===== Excerpted data =====

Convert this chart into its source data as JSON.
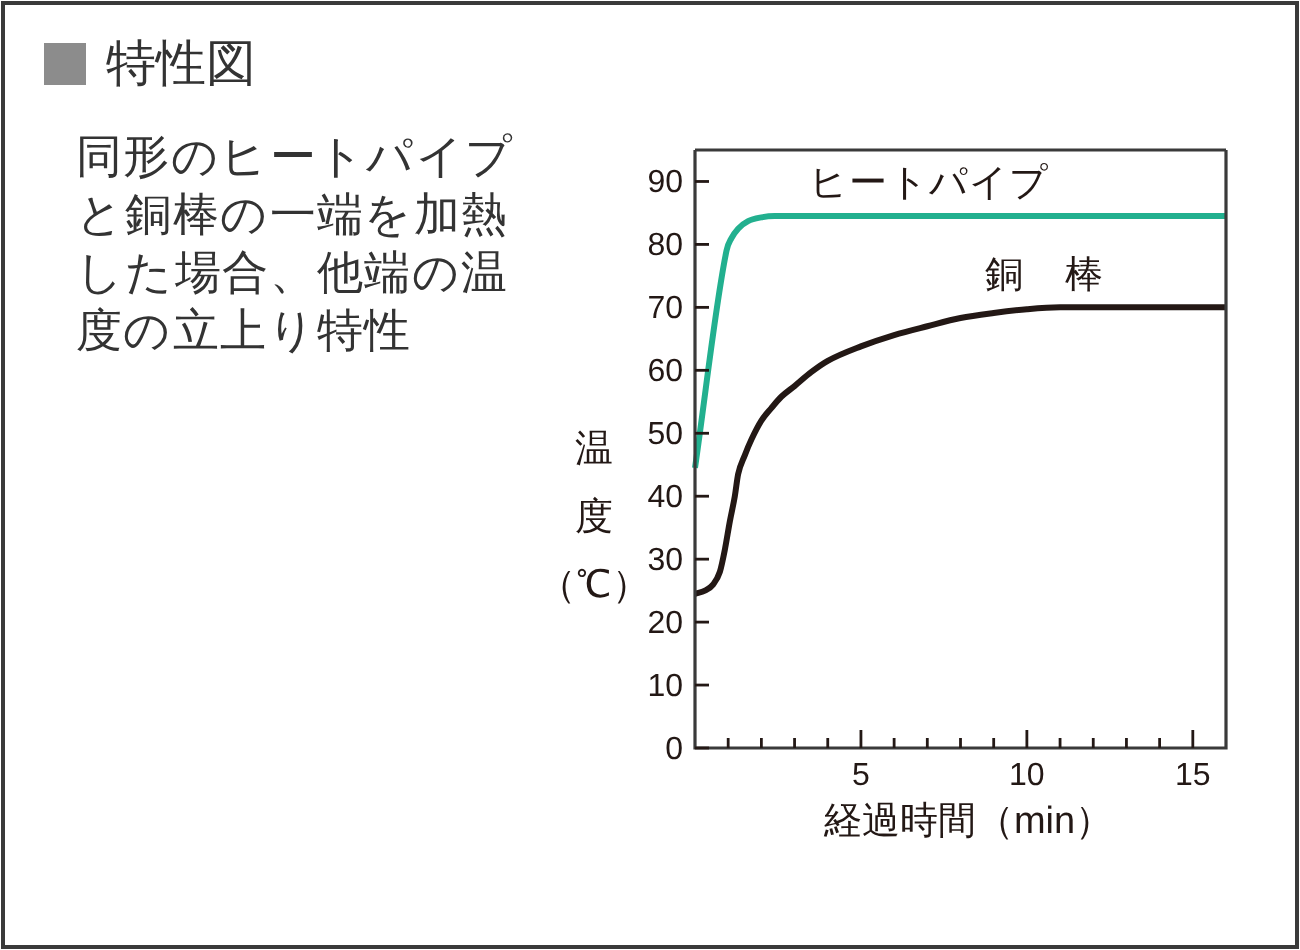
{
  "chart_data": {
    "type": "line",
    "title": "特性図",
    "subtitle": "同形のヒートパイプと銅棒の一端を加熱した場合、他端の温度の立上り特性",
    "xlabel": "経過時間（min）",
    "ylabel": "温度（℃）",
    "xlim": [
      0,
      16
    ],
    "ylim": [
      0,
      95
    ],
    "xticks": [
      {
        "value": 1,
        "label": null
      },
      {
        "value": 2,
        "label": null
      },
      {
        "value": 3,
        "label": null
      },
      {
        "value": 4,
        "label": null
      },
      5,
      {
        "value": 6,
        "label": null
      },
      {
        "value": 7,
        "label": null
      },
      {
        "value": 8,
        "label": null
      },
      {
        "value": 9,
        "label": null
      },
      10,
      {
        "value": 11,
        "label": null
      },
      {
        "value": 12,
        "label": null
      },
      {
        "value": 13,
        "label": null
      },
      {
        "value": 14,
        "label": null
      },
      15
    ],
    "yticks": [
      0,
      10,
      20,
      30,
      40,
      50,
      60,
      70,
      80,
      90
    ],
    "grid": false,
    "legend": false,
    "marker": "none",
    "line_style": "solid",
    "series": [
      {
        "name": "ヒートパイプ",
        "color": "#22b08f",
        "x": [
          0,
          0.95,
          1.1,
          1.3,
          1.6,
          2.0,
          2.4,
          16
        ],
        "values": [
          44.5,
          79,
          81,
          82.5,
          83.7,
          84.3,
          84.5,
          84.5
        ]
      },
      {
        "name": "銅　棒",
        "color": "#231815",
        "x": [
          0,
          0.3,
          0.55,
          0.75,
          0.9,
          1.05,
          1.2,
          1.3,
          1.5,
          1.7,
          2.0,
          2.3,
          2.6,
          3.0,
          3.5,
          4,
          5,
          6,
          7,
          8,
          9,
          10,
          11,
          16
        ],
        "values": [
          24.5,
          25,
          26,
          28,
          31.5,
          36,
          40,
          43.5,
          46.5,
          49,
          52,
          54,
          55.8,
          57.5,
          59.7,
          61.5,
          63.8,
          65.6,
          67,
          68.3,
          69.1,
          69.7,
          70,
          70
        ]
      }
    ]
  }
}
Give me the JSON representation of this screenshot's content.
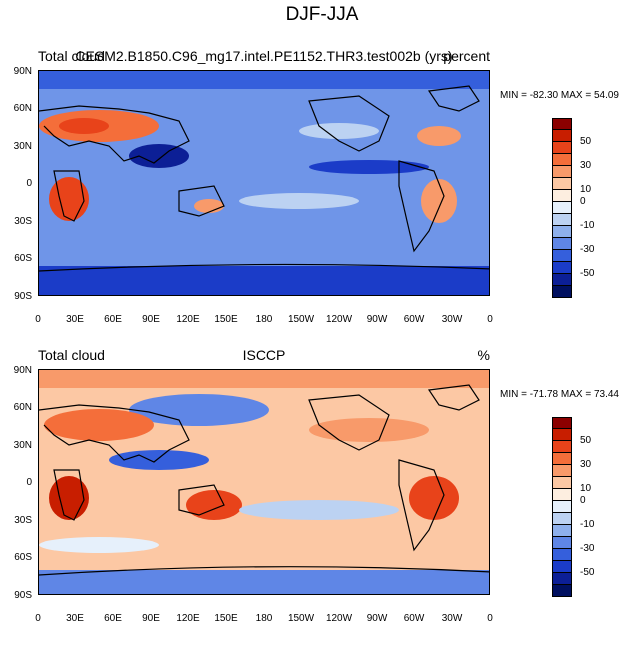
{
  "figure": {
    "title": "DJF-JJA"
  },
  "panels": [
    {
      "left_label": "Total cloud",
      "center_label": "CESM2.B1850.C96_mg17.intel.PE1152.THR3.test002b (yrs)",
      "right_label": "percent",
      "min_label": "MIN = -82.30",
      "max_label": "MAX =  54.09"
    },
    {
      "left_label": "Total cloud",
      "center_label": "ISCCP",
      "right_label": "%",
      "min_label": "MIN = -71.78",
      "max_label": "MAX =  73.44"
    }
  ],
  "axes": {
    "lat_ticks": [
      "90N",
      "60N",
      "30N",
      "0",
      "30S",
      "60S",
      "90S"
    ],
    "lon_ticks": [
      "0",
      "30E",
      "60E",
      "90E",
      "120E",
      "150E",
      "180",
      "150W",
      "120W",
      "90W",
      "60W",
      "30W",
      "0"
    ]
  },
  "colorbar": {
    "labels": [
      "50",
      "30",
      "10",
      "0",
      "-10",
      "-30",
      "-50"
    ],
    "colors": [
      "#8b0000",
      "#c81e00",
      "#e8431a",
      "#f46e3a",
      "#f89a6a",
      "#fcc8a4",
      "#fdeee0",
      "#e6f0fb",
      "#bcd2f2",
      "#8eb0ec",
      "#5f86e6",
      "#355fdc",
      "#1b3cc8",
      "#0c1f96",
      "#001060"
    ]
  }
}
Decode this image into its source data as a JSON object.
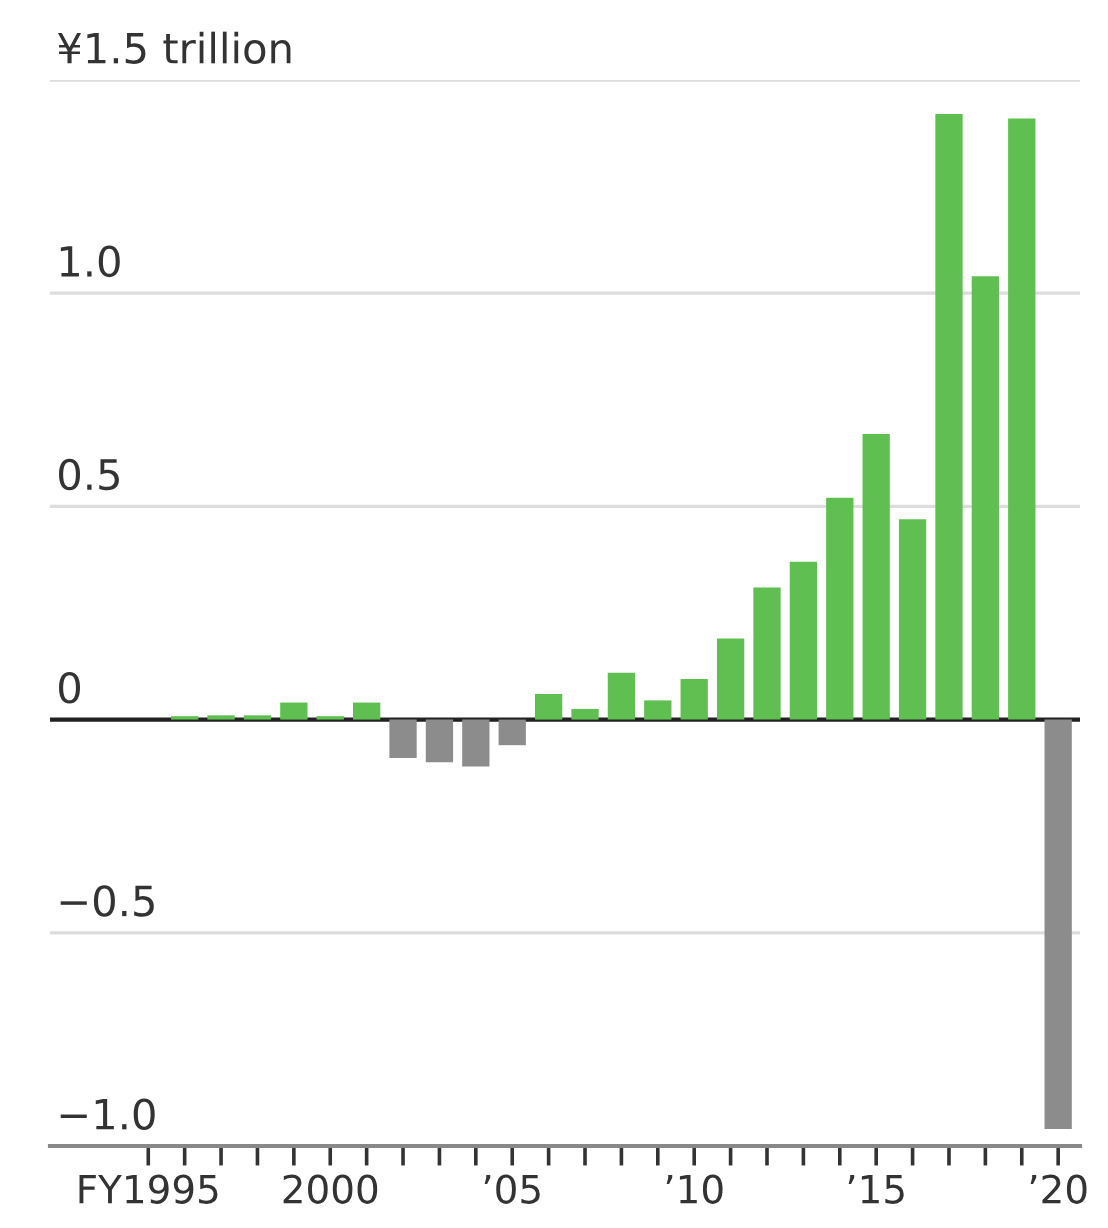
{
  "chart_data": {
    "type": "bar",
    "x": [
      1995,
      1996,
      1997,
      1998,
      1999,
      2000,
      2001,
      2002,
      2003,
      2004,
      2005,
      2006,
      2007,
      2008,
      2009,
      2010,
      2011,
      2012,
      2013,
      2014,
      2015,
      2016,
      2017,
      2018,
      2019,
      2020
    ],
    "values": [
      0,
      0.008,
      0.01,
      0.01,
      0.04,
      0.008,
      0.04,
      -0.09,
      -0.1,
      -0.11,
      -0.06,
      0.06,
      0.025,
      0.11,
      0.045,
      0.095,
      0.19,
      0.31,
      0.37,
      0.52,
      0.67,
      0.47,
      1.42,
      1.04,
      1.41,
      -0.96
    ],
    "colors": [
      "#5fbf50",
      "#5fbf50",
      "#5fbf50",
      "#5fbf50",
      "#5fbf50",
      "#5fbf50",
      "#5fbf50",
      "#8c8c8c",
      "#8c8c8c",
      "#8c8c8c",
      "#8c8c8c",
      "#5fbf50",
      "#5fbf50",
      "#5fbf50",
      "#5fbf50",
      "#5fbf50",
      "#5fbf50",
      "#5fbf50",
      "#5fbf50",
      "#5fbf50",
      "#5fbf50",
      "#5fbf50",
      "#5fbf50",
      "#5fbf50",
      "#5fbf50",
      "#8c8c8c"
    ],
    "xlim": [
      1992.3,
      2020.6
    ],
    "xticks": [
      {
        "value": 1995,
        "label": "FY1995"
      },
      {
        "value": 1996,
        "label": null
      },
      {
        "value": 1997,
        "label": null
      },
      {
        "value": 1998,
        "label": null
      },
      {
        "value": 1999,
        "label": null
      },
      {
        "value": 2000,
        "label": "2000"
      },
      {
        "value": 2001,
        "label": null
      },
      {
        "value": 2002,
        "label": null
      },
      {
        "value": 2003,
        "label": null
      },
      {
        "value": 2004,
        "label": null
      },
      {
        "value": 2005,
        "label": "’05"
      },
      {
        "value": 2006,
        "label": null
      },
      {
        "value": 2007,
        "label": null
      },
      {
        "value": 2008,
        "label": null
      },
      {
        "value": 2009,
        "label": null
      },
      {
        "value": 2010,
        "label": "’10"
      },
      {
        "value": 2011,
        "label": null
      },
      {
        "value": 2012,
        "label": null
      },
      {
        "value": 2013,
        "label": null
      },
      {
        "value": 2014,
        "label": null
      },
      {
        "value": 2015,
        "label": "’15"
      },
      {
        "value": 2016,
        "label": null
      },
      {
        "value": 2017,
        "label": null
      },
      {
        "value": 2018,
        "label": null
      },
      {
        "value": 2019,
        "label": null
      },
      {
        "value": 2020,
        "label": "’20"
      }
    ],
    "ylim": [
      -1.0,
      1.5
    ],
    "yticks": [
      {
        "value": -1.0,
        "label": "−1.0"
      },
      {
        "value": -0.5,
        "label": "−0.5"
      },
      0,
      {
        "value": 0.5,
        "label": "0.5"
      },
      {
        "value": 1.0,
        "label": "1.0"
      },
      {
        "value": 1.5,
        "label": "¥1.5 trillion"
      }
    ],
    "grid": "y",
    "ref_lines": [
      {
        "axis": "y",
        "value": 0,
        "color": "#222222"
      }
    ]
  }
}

=====

◆ **Exercise prompt**: Leave out the pictures and print each record exactly as it stands.

◆ **Solution below**:
Convert this chart into its source data as JSON.
{
  "chart_data": {
    "type": "line",
    "title": "特性図",
    "subtitle": "同形のヒートパイプと銅棒の一端を加熱した場合、他端の温度の立上り特性",
    "xlabel": "経過時間（min）",
    "ylabel": "温度（℃）",
    "xlim": [
      0,
      16
    ],
    "ylim": [
      0,
      95
    ],
    "xticks": [
      {
        "value": 1,
        "label": null
      },
      {
        "value": 2,
        "label": null
      },
      {
        "value": 3,
        "label": null
      },
      {
        "value": 4,
        "label": null
      },
      5,
      {
        "value": 6,
        "label": null
      },
      {
        "value": 7,
        "label": null
      },
      {
        "value": 8,
        "label": null
      },
      {
        "value": 9,
        "label": null
      },
      10,
      {
        "value": 11,
        "label": null
      },
      {
        "value": 12,
        "label": null
      },
      {
        "value": 13,
        "label": null
      },
      {
        "value": 14,
        "label": null
      },
      15
    ],
    "yticks": [
      0,
      10,
      20,
      30,
      40,
      50,
      60,
      70,
      80,
      90
    ],
    "grid": false,
    "legend": false,
    "marker": "none",
    "line_style": "solid",
    "series": [
      {
        "name": "ヒートパイプ",
        "color": "#22b08f",
        "x": [
          0,
          0.95,
          1.1,
          1.3,
          1.6,
          2.0,
          2.4,
          16
        ],
        "values": [
          44.5,
          79,
          81,
          82.5,
          83.7,
          84.3,
          84.5,
          84.5
        ]
      },
      {
        "name": "銅　棒",
        "color": "#231815",
        "x": [
          0,
          0.3,
          0.55,
          0.75,
          0.9,
          1.05,
          1.2,
          1.3,
          1.5,
          1.7,
          2.0,
          2.3,
          2.6,
          3.0,
          3.5,
          4,
          5,
          6,
          7,
          8,
          9,
          10,
          11,
          16
        ],
        "values": [
          24.5,
          25,
          26,
          28,
          31.5,
          36,
          40,
          43.5,
          46.5,
          49,
          52,
          54,
          55.8,
          57.5,
          59.7,
          61.5,
          63.8,
          65.6,
          67,
          68.3,
          69.1,
          69.7,
          70,
          70
        ]
      }
    ]
  }
}
Give me the JSON representation of this screenshot's content.
{
  "figure": {
    "title": "DJF-JJA"
  },
  "panels": [
    {
      "left_label": "Total cloud",
      "center_label": "CESM2.B1850.C96_mg17.intel.PE1152.THR3.test002b (yrs)",
      "right_label": "percent",
      "min_label": "MIN = -82.30",
      "max_label": "MAX =  54.09"
    },
    {
      "left_label": "Total cloud",
      "center_label": "ISCCP",
      "right_label": "%",
      "min_label": "MIN = -71.78",
      "max_label": "MAX =  73.44"
    }
  ],
  "axes": {
    "lat_ticks": [
      "90N",
      "60N",
      "30N",
      "0",
      "30S",
      "60S",
      "90S"
    ],
    "lon_ticks": [
      "0",
      "30E",
      "60E",
      "90E",
      "120E",
      "150E",
      "180",
      "150W",
      "120W",
      "90W",
      "60W",
      "30W",
      "0"
    ]
  },
  "colorbar": {
    "labels": [
      "50",
      "30",
      "10",
      "0",
      "-10",
      "-30",
      "-50"
    ],
    "colors": [
      "#8b0000",
      "#c81e00",
      "#e8431a",
      "#f46e3a",
      "#f89a6a",
      "#fcc8a4",
      "#fdeee0",
      "#e6f0fb",
      "#bcd2f2",
      "#8eb0ec",
      "#5f86e6",
      "#355fdc",
      "#1b3cc8",
      "#0c1f96",
      "#001060"
    ]
  }
}
Decode this image into its source data as a JSON object.
{
  "chart_data": {
    "type": "bar",
    "x": [
      1995,
      1996,
      1997,
      1998,
      1999,
      2000,
      2001,
      2002,
      2003,
      2004,
      2005,
      2006,
      2007,
      2008,
      2009,
      2010,
      2011,
      2012,
      2013,
      2014,
      2015,
      2016,
      2017,
      2018,
      2019,
      2020
    ],
    "values": [
      0,
      0.008,
      0.01,
      0.01,
      0.04,
      0.008,
      0.04,
      -0.09,
      -0.1,
      -0.11,
      -0.06,
      0.06,
      0.025,
      0.11,
      0.045,
      0.095,
      0.19,
      0.31,
      0.37,
      0.52,
      0.67,
      0.47,
      1.42,
      1.04,
      1.41,
      -0.96
    ],
    "colors": [
      "#5fbf50",
      "#5fbf50",
      "#5fbf50",
      "#5fbf50",
      "#5fbf50",
      "#5fbf50",
      "#5fbf50",
      "#8c8c8c",
      "#8c8c8c",
      "#8c8c8c",
      "#8c8c8c",
      "#5fbf50",
      "#5fbf50",
      "#5fbf50",
      "#5fbf50",
      "#5fbf50",
      "#5fbf50",
      "#5fbf50",
      "#5fbf50",
      "#5fbf50",
      "#5fbf50",
      "#5fbf50",
      "#5fbf50",
      "#5fbf50",
      "#5fbf50",
      "#8c8c8c"
    ],
    "xlim": [
      1992.3,
      2020.6
    ],
    "xticks": [
      {
        "value": 1995,
        "label": "FY1995"
      },
      {
        "value": 1996,
        "label": null
      },
      {
        "value": 1997,
        "label": null
      },
      {
        "value": 1998,
        "label": null
      },
      {
        "value": 1999,
        "label": null
      },
      {
        "value": 2000,
        "label": "2000"
      },
      {
        "value": 2001,
        "label": null
      },
      {
        "value": 2002,
        "label": null
      },
      {
        "value": 2003,
        "label": null
      },
      {
        "value": 2004,
        "label": null
      },
      {
        "value": 2005,
        "label": "’05"
      },
      {
        "value": 2006,
        "label": null
      },
      {
        "value": 2007,
        "label": null
      },
      {
        "value": 2008,
        "label": null
      },
      {
        "value": 2009,
        "label": null
      },
      {
        "value": 2010,
        "label": "’10"
      },
      {
        "value": 2011,
        "label": null
      },
      {
        "value": 2012,
        "label": null
      },
      {
        "value": 2013,
        "label": null
      },
      {
        "value": 2014,
        "label": null
      },
      {
        "value": 2015,
        "label": "’15"
      },
      {
        "value": 2016,
        "label": null
      },
      {
        "value": 2017,
        "label": null
      },
      {
        "value": 2018,
        "label": null
      },
      {
        "value": 2019,
        "label": null
      },
      {
        "value": 2020,
        "label": "’20"
      }
    ],
    "ylim": [
      -1.0,
      1.5
    ],
    "yticks": [
      {
        "value": -1.0,
        "label": "−1.0"
      },
      {
        "value": -0.5,
        "label": "−0.5"
      },
      0,
      {
        "value": 0.5,
        "label": "0.5"
      },
      {
        "value": 1.0,
        "label": "1.0"
      },
      {
        "value": 1.5,
        "label": "¥1.5 trillion"
      }
    ],
    "grid": "y",
    "ref_lines": [
      {
        "axis": "y",
        "value": 0,
        "color": "#222222"
      }
    ]
  }
}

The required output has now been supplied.